(Saved entries)
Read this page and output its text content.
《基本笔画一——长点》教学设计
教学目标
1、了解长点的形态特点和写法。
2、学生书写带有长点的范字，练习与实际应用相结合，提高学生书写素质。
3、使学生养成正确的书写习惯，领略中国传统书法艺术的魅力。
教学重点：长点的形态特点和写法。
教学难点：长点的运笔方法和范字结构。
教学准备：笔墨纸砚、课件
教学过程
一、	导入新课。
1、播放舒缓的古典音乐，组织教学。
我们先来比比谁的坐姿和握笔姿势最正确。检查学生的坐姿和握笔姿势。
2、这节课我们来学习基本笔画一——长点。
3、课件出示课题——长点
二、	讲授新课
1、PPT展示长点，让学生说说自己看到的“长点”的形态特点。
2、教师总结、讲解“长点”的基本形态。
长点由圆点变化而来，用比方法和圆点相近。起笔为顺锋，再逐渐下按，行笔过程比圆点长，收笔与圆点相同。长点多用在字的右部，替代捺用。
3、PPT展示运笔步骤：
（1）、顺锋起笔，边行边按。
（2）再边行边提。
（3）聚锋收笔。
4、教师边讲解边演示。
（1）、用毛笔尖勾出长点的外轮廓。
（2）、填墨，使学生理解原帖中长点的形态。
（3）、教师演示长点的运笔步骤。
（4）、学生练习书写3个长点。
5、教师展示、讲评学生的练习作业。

→ **Set task**
Copy each line of the data exactly, leaving nothing out.

→ **Output of the exercise**
Read this page and output its text content.
《基本笔画一——长点》教学设计
教学目标
1、了解长点的形态特点和写法。
2、学生书写带有长点的范字，练习与实际应用相结合，提高学生书写素质。
3、使学生养成正确的书写习惯，领略中国传统书法艺术的魅力。
教学重点：长点的形态特点和写法。
教学难点：长点的运笔方法和范字结构。
教学准备：笔墨纸砚、课件
教学过程
一、	导入新课。
1、播放舒缓的古典音乐，组织教学。
我们先来比比谁的坐姿和握笔姿势最正确。检查学生的坐姿和握笔姿势。
2、这节课我们来学习基本笔画一——长点。
3、课件出示课题——长点
二、	讲授新课
1、PPT展示长点，让学生说说自己看到的“长点”的形态特点。
2、教师总结、讲解“长点”的基本形态。
长点由圆点变化而来，用比方法和圆点相近。起笔为顺锋，再逐渐下按，行笔过程比圆点长，收笔与圆点相同。长点多用在字的右部，替代捺用。
3、PPT展示运笔步骤：
（1）、顺锋起笔，边行边按。
（2）再边行边提。
（3）聚锋收笔。
4、教师边讲解边演示。
（1）、用毛笔尖勾出长点的外轮廓。
（2）、填墨，使学生理解原帖中长点的形态。
（3）、教师演示长点的运笔步骤。
（4）、学生练习书写3个长点。
5、教师展示、讲评学生的练习作业。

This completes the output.